__REQUIRED ACTION__.
Reproduce each entry exactly as written.

__Items from a dataset__.
- - - - - - -

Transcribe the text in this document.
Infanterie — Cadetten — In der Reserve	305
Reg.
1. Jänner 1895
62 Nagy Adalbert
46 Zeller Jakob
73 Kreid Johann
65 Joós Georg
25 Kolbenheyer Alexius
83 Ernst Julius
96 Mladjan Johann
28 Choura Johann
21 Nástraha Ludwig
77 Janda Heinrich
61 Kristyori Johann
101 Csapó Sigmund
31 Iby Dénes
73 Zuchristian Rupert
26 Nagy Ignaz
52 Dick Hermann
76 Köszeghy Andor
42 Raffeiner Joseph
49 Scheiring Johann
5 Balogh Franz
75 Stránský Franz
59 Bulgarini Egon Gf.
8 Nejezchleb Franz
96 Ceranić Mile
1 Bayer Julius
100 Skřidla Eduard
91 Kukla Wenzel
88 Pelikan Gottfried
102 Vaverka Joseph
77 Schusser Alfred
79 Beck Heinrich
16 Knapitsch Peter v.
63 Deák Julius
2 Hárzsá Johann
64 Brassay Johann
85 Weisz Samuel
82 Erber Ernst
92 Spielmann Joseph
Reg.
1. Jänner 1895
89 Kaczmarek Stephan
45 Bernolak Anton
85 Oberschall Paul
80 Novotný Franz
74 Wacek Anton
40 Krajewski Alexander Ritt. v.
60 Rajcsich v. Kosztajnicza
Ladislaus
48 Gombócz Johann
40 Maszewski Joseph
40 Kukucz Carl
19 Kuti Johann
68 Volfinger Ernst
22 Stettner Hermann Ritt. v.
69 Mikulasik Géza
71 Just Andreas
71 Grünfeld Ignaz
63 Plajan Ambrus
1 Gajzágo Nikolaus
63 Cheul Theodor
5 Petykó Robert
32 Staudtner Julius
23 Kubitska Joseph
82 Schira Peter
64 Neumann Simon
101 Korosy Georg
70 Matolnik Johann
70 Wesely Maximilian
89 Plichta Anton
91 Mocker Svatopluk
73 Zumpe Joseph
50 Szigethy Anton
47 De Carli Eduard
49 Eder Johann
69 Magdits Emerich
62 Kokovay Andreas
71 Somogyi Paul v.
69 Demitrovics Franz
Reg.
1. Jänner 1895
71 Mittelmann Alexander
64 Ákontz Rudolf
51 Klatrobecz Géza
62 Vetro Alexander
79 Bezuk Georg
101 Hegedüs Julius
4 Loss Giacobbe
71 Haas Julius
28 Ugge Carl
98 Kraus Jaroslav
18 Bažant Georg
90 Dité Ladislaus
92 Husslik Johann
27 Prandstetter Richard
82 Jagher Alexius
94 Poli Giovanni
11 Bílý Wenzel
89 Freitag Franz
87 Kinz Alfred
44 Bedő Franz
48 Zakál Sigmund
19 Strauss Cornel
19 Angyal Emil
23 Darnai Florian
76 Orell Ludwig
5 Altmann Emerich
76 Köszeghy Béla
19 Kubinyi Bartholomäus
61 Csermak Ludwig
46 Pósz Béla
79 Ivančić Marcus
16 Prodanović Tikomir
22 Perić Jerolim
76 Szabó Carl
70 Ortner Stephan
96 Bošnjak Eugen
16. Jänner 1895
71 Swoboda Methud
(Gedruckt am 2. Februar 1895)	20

- - - - - - -

__RESPONSE FOR THIS EXERCISE__.
Transcribe the text in this document.
Infanterie — Cadetten — In der Reserve	305
Reg.
1. Jänner 1895
62 Nagy Adalbert
46 Zeller Jakob
73 Kreid Johann
65 Joós Georg
25 Kolbenheyer Alexius
83 Ernst Julius
96 Mladjan Johann
28 Choura Johann
21 Nástraha Ludwig
77 Janda Heinrich
61 Kristyori Johann
101 Csapó Sigmund
31 Iby Dénes
73 Zuchristian Rupert
26 Nagy Ignaz
52 Dick Hermann
76 Köszeghy Andor
42 Raffeiner Joseph
49 Scheiring Johann
5 Balogh Franz
75 Stránský Franz
59 Bulgarini Egon Gf.
8 Nejezchleb Franz
96 Ceranić Mile
1 Bayer Julius
100 Skřidla Eduard
91 Kukla Wenzel
88 Pelikan Gottfried
102 Vaverka Joseph
77 Schusser Alfred
79 Beck Heinrich
16 Knapitsch Peter v.
63 Deák Julius
2 Hárzsá Johann
64 Brassay Johann
85 Weisz Samuel
82 Erber Ernst
92 Spielmann Joseph
Reg.
1. Jänner 1895
89 Kaczmarek Stephan
45 Bernolak Anton
85 Oberschall Paul
80 Novotný Franz
74 Wacek Anton
40 Krajewski Alexander Ritt. v.
60 Rajcsich v. Kosztajnicza
Ladislaus
48 Gombócz Johann
40 Maszewski Joseph
40 Kukucz Carl
19 Kuti Johann
68 Volfinger Ernst
22 Stettner Hermann Ritt. v.
69 Mikulasik Géza
71 Just Andreas
71 Grünfeld Ignaz
63 Plajan Ambrus
1 Gajzágo Nikolaus
63 Cheul Theodor
5 Petykó Robert
32 Staudtner Julius
23 Kubitska Joseph
82 Schira Peter
64 Neumann Simon
101 Korosy Georg
70 Matolnik Johann
70 Wesely Maximilian
89 Plichta Anton
91 Mocker Svatopluk
73 Zumpe Joseph
50 Szigethy Anton
47 De Carli Eduard
49 Eder Johann
69 Magdits Emerich
62 Kokovay Andreas
71 Somogyi Paul v.
69 Demitrovics Franz
Reg.
1. Jänner 1895
71 Mittelmann Alexander
64 Ákontz Rudolf
51 Klatrobecz Géza
62 Vetro Alexander
79 Bezuk Georg
101 Hegedüs Julius
4 Loss Giacobbe
71 Haas Julius
28 Ugge Carl
98 Kraus Jaroslav
18 Bažant Georg
90 Dité Ladislaus
92 Husslik Johann
27 Prandstetter Richard
82 Jagher Alexius
94 Poli Giovanni
11 Bílý Wenzel
89 Freitag Franz
87 Kinz Alfred
44 Bedő Franz
48 Zakál Sigmund
19 Strauss Cornel
19 Angyal Emil
23 Darnai Florian
76 Orell Ludwig
5 Altmann Emerich
76 Köszeghy Béla
19 Kubinyi Bartholomäus
61 Csermak Ludwig
46 Pósz Béla
79 Ivančić Marcus
16 Prodanović Tikomir
22 Perić Jerolim
76 Szabó Carl
70 Ortner Stephan
96 Bošnjak Eugen
16. Jänner 1895
71 Swoboda Methud
(Gedruckt am 2. Februar 1895)	20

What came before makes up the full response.